-- Stored entries --
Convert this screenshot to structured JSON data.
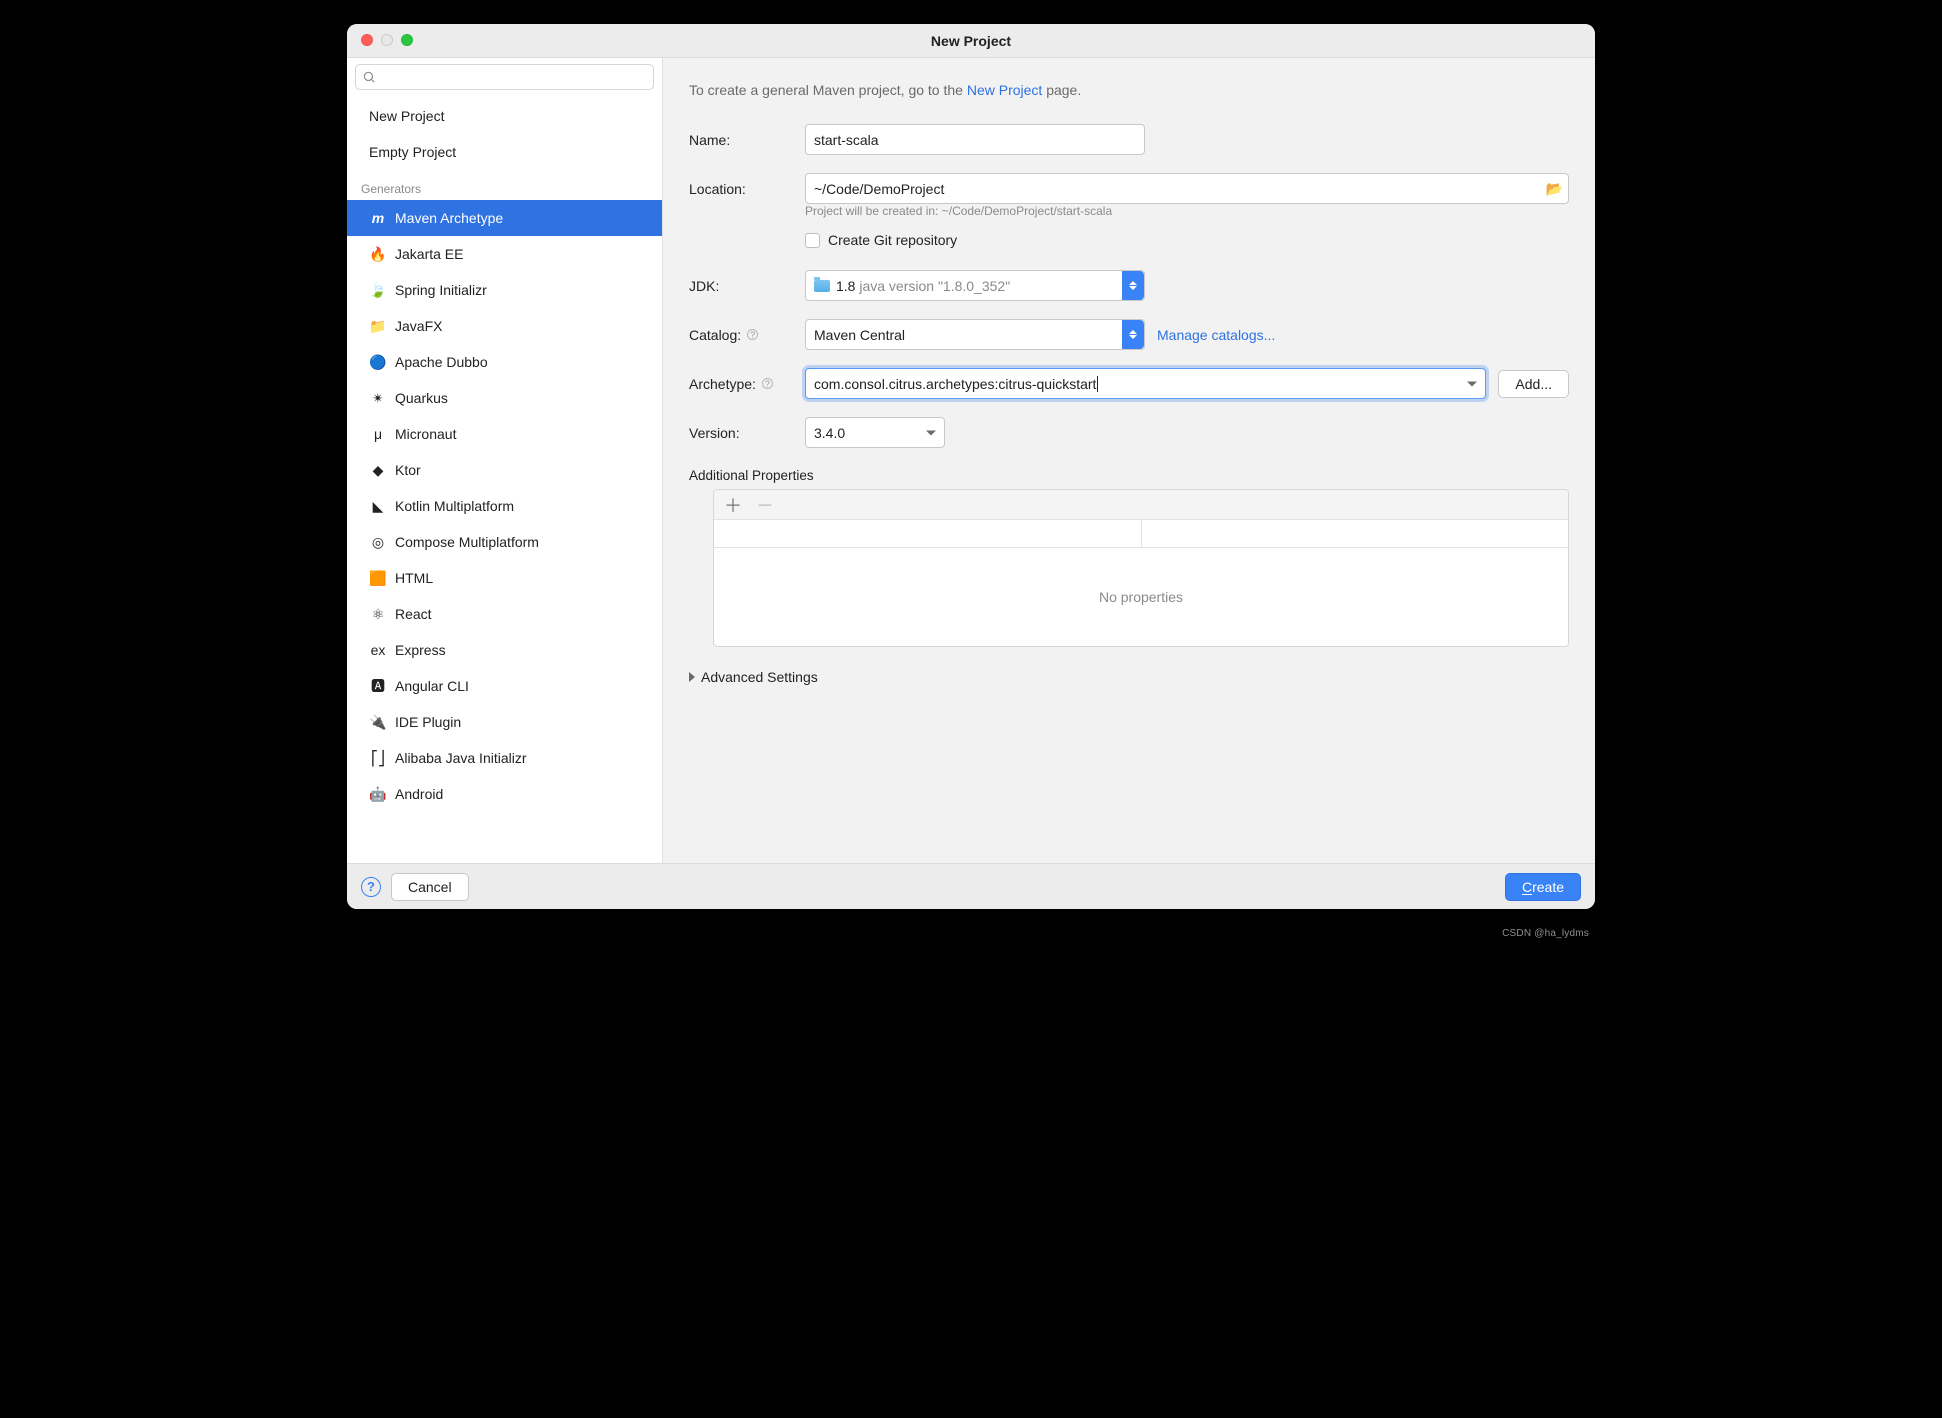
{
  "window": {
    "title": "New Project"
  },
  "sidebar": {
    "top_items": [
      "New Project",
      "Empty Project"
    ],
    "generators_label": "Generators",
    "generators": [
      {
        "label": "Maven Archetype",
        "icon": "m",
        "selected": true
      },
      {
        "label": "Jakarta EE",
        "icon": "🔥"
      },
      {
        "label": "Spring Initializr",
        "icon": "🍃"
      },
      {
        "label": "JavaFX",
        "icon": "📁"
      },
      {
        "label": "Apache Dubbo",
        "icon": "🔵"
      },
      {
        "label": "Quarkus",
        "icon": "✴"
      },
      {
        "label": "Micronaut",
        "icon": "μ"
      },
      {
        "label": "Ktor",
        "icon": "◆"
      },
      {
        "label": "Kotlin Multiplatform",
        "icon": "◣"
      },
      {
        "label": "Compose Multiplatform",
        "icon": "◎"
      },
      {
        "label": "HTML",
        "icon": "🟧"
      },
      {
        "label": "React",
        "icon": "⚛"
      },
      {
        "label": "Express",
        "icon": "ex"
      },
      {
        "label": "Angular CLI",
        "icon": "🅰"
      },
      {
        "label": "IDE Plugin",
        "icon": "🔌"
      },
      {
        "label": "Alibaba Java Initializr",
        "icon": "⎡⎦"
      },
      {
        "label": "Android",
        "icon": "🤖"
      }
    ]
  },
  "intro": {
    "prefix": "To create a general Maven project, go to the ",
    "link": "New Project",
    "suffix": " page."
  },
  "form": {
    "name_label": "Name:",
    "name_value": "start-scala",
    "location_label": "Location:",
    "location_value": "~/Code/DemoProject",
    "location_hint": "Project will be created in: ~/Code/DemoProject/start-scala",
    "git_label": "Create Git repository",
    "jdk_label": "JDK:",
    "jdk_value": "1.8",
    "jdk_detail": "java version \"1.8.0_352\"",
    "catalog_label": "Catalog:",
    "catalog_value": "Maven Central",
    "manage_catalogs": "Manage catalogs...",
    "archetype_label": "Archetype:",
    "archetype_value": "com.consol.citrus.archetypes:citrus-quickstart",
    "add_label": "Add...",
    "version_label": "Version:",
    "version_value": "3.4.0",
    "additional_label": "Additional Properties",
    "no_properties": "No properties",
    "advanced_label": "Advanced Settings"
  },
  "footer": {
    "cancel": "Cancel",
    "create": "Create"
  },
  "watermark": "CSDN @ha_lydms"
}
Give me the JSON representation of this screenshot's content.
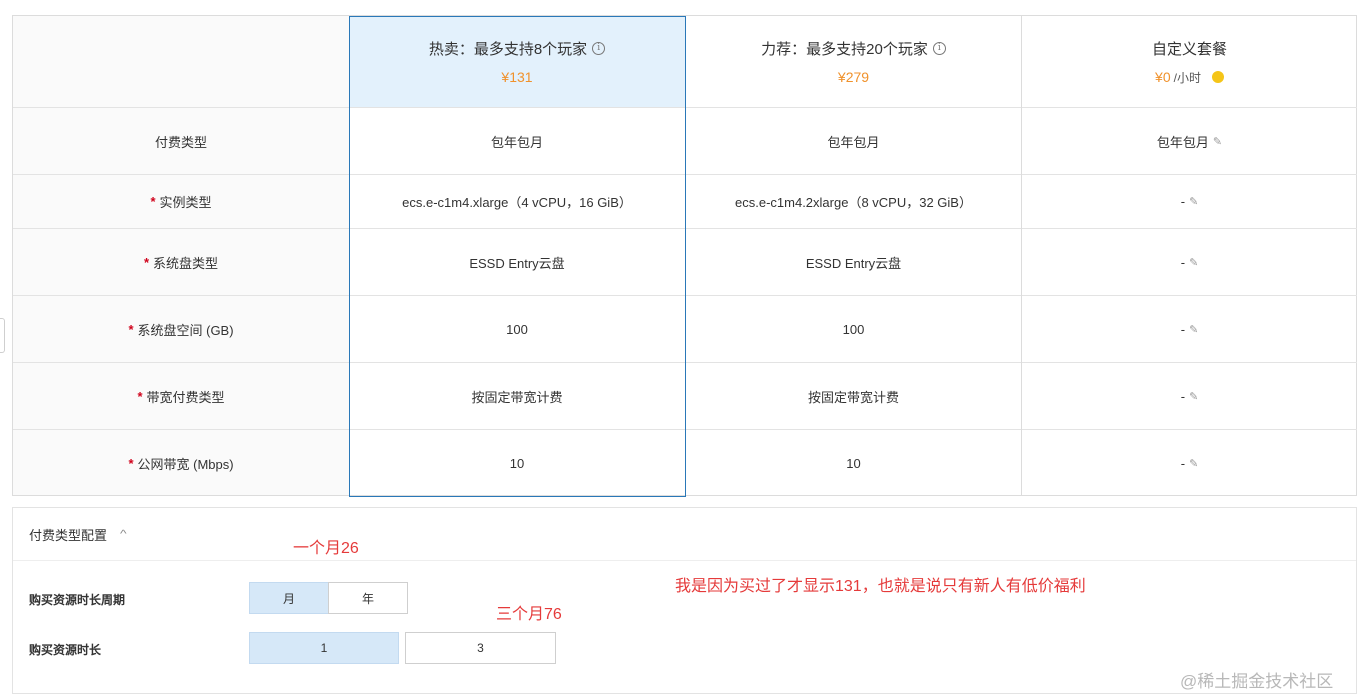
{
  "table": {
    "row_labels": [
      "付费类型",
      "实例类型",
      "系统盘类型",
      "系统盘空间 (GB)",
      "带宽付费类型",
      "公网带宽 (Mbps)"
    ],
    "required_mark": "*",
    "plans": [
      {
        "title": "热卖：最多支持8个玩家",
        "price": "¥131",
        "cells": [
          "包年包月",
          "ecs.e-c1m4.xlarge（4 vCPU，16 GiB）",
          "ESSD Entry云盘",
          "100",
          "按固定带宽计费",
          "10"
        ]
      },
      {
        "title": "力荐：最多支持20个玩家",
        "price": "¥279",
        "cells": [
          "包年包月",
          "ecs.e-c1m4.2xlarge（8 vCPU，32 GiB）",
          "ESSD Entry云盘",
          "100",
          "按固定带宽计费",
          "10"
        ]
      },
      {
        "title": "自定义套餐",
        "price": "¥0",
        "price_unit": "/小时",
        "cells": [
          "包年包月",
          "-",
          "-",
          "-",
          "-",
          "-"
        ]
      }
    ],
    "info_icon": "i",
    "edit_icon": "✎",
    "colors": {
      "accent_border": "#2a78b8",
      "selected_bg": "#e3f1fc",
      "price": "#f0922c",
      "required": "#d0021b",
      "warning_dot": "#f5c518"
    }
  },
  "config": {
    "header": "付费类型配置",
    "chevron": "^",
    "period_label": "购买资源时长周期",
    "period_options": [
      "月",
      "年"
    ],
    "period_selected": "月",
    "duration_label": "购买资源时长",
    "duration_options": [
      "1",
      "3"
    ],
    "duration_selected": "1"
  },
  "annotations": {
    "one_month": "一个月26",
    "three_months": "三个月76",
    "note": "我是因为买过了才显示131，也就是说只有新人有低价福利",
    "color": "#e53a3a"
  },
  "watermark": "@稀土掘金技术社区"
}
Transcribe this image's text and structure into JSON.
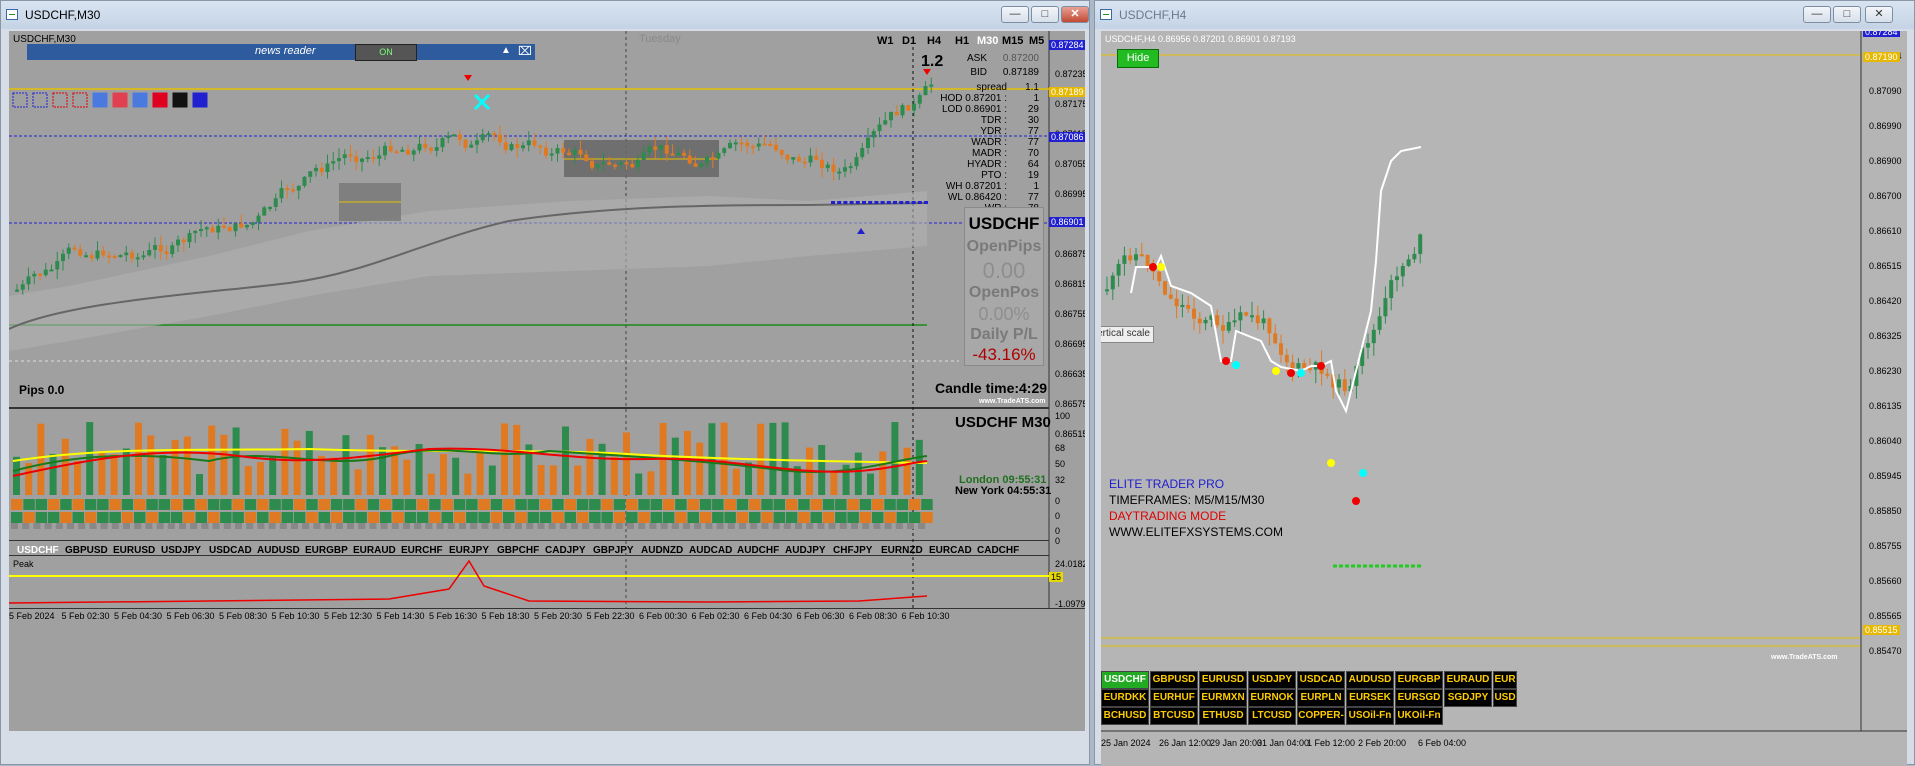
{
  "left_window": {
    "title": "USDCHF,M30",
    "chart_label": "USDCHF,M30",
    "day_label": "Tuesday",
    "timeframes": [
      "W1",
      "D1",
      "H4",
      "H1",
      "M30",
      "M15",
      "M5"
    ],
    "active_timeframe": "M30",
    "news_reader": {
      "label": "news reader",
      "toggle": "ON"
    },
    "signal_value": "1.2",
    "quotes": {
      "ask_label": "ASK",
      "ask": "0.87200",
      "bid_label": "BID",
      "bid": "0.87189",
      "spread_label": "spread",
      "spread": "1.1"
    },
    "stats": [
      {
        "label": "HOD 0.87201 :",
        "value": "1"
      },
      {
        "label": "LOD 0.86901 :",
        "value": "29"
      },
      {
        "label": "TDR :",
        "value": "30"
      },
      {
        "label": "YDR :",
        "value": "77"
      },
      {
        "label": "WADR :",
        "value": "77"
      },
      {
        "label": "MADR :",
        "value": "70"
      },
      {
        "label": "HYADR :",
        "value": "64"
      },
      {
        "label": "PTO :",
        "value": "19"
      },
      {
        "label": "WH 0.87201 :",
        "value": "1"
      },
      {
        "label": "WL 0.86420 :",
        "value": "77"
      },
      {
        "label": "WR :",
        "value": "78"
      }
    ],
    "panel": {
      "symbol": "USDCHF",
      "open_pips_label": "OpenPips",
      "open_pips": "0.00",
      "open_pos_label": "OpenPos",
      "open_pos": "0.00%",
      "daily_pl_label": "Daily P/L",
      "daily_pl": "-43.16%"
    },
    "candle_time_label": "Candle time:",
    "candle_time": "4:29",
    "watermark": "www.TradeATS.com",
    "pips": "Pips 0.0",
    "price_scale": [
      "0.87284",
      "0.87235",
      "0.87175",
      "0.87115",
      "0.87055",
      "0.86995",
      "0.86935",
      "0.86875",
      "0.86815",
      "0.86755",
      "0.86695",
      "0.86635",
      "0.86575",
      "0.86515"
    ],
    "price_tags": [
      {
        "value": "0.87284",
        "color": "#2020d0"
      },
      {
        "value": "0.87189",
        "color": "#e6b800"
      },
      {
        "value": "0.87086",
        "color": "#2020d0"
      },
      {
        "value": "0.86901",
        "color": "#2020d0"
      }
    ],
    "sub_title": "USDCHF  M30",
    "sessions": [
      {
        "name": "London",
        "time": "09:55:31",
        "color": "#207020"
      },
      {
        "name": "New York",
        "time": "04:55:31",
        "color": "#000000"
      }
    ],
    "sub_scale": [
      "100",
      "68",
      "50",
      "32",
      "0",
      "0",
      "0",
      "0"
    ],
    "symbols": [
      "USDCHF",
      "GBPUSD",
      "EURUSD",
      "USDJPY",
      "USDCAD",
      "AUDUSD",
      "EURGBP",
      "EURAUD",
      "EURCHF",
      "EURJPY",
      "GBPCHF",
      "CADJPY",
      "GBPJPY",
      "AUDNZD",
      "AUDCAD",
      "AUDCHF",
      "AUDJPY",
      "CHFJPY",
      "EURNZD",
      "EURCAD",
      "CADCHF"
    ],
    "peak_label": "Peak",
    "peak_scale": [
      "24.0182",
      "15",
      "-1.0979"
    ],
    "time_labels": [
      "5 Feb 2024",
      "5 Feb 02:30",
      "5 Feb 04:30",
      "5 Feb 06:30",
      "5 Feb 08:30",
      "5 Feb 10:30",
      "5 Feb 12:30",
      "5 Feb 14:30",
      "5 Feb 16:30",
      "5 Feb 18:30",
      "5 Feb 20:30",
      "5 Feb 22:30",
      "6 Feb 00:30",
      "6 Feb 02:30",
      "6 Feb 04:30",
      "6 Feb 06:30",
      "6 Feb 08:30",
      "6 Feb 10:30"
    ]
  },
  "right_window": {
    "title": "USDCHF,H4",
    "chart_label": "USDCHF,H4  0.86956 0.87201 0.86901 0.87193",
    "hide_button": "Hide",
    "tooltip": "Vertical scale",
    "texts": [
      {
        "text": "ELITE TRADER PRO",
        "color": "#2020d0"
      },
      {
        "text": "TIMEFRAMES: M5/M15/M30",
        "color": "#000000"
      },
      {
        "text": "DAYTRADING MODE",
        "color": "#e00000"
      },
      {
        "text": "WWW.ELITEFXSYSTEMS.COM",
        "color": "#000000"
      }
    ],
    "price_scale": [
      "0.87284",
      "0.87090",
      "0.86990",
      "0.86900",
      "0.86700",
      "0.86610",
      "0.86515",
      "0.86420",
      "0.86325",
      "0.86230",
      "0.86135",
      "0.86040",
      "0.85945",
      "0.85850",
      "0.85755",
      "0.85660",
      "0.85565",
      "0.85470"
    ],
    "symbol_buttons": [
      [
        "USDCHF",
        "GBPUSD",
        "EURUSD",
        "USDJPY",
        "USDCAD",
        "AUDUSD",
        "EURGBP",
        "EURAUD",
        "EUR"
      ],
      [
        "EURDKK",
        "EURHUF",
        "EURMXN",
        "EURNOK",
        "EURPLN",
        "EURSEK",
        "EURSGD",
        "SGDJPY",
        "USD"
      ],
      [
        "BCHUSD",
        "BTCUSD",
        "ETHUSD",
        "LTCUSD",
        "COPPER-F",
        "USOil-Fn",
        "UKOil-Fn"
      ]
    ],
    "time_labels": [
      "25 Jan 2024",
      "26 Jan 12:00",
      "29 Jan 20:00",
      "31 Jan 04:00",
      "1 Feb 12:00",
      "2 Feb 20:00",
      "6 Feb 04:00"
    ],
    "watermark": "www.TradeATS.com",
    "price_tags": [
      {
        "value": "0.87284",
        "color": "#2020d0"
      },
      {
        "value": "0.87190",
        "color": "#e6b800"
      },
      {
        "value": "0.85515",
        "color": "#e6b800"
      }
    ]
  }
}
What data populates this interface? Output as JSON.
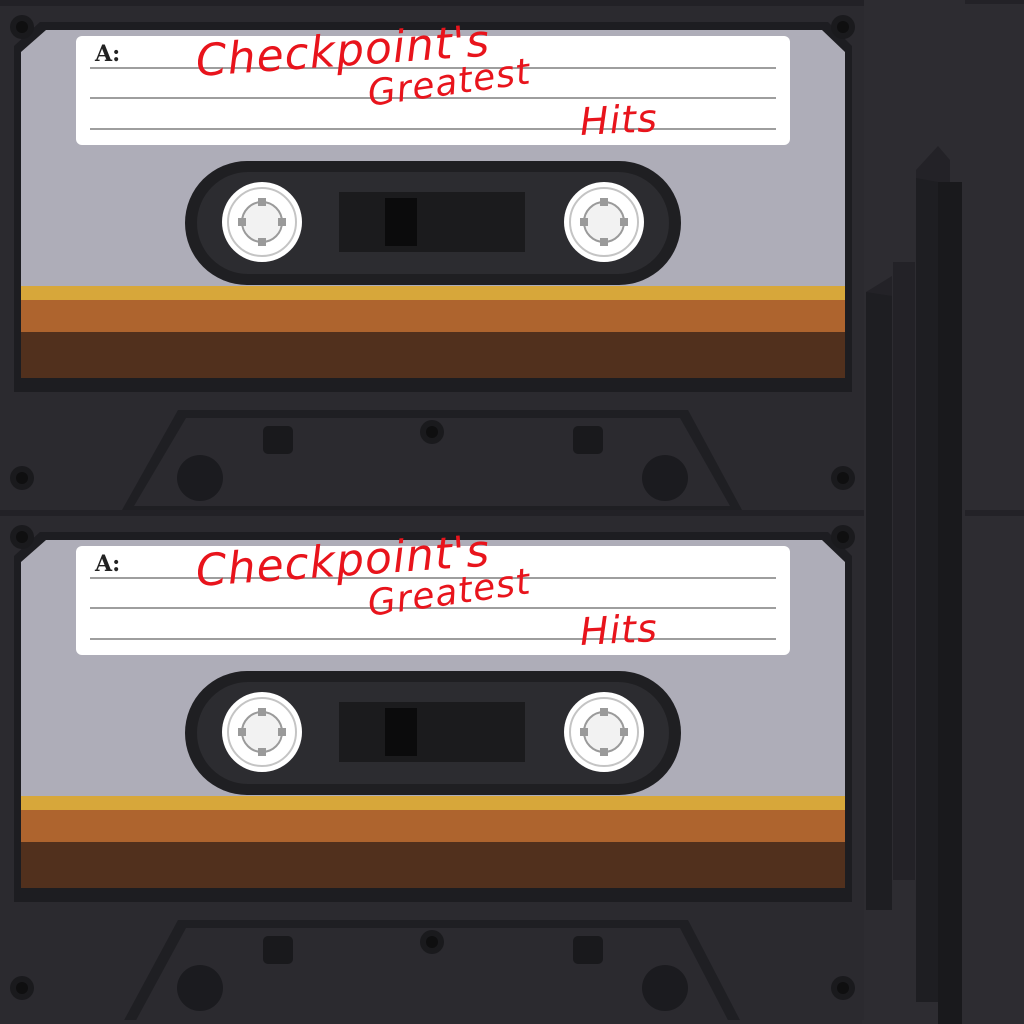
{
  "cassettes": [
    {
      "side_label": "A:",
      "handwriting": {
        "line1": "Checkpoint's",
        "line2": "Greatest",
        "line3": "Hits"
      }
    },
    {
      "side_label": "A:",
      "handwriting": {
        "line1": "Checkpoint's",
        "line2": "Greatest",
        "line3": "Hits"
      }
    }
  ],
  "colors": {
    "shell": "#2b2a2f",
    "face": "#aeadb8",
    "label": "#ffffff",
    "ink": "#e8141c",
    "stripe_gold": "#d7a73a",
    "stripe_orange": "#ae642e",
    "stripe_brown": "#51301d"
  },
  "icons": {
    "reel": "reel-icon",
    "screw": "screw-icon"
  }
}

-- Exercise description --
For each line above that contains the word "DemoProject", copy that line.

-- Answer in full --
    "location_value": "~/Code/DemoProject",
    "location_hint": "Project will be created in: ~/Code/DemoProject/start-scala",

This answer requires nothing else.